--- start MATERIAL FOR THIS TASK ---

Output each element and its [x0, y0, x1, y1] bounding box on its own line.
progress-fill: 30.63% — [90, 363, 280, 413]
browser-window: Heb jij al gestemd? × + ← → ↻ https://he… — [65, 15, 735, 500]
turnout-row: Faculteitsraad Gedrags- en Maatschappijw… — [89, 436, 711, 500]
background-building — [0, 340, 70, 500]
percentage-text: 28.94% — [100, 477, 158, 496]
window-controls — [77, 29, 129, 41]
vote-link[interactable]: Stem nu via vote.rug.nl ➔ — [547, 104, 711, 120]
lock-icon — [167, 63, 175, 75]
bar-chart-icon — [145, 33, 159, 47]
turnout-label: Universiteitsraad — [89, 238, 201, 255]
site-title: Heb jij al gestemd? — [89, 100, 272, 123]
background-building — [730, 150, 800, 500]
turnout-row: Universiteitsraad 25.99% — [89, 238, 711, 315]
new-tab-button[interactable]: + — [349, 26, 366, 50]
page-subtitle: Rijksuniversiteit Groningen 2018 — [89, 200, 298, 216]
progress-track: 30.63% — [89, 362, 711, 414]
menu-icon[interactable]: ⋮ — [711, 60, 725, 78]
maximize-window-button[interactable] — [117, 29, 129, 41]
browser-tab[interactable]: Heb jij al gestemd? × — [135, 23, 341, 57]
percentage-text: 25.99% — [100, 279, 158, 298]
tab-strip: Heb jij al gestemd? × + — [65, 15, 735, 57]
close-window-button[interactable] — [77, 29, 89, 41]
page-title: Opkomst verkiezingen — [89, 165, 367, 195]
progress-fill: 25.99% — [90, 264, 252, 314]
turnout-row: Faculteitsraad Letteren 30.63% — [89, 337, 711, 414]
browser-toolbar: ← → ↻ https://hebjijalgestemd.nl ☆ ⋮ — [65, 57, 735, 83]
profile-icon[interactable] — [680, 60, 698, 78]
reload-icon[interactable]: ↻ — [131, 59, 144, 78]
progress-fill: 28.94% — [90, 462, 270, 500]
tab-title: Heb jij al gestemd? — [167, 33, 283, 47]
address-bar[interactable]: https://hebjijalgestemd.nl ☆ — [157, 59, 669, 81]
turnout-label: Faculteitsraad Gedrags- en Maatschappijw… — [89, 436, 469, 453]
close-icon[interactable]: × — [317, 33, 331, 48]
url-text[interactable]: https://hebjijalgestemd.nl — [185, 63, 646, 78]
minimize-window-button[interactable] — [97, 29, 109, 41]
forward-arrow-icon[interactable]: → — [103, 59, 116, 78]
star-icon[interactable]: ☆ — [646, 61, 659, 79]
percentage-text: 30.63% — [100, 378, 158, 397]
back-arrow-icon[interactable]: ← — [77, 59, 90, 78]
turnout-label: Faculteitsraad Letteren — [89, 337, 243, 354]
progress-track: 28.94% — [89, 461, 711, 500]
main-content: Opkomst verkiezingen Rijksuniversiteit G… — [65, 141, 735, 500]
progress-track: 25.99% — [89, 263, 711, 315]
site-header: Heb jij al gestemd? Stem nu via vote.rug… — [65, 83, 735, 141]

--- end MATERIAL FOR THIS TASK ---

- _WHAT TO WORK ON_
Rewrite the data above, changing every "turnout-row" to "result-row" and leaving everything else as it is.

- _CORRECT RESPONSE_
Output each element and its [x0, y0, x1, y1] bounding box on its own line.
progress-fill: 30.63% — [90, 363, 280, 413]
browser-window: Heb jij al gestemd? × + ← → ↻ https://he… — [65, 15, 735, 500]
result-row: Faculteitsraad Gedrags- en Maatschappijw… — [89, 436, 711, 500]
background-building — [0, 340, 70, 500]
percentage-text: 28.94% — [100, 477, 158, 496]
window-controls — [77, 29, 129, 41]
vote-link[interactable]: Stem nu via vote.rug.nl ➔ — [547, 104, 711, 120]
lock-icon — [167, 63, 175, 75]
bar-chart-icon — [145, 33, 159, 47]
turnout-label: Universiteitsraad — [89, 238, 201, 255]
site-title: Heb jij al gestemd? — [89, 100, 272, 123]
background-building — [730, 150, 800, 500]
result-row: Universiteitsraad 25.99% — [89, 238, 711, 315]
new-tab-button[interactable]: + — [349, 26, 366, 50]
page-subtitle: Rijksuniversiteit Groningen 2018 — [89, 200, 298, 216]
progress-track: 30.63% — [89, 362, 711, 414]
menu-icon[interactable]: ⋮ — [711, 60, 725, 78]
maximize-window-button[interactable] — [117, 29, 129, 41]
browser-tab[interactable]: Heb jij al gestemd? × — [135, 23, 341, 57]
percentage-text: 25.99% — [100, 279, 158, 298]
tab-strip: Heb jij al gestemd? × + — [65, 15, 735, 57]
close-window-button[interactable] — [77, 29, 89, 41]
page-title: Opkomst verkiezingen — [89, 165, 367, 195]
progress-fill: 25.99% — [90, 264, 252, 314]
result-row: Faculteitsraad Letteren 30.63% — [89, 337, 711, 414]
browser-toolbar: ← → ↻ https://hebjijalgestemd.nl ☆ ⋮ — [65, 57, 735, 83]
profile-icon[interactable] — [680, 60, 698, 78]
reload-icon[interactable]: ↻ — [131, 59, 144, 78]
progress-fill: 28.94% — [90, 462, 270, 500]
tab-title: Heb jij al gestemd? — [167, 33, 283, 47]
address-bar[interactable]: https://hebjijalgestemd.nl ☆ — [157, 59, 669, 81]
turnout-label: Faculteitsraad Gedrags- en Maatschappijw… — [89, 436, 469, 453]
close-icon[interactable]: × — [317, 33, 331, 48]
url-text[interactable]: https://hebjijalgestemd.nl — [185, 63, 646, 78]
minimize-window-button[interactable] — [97, 29, 109, 41]
forward-arrow-icon[interactable]: → — [103, 59, 116, 78]
star-icon[interactable]: ☆ — [646, 61, 659, 79]
percentage-text: 30.63% — [100, 378, 158, 397]
back-arrow-icon[interactable]: ← — [77, 59, 90, 78]
turnout-label: Faculteitsraad Letteren — [89, 337, 243, 354]
progress-track: 28.94% — [89, 461, 711, 500]
main-content: Opkomst verkiezingen Rijksuniversiteit G… — [65, 141, 735, 500]
progress-track: 25.99% — [89, 263, 711, 315]
site-header: Heb jij al gestemd? Stem nu via vote.rug… — [65, 83, 735, 141]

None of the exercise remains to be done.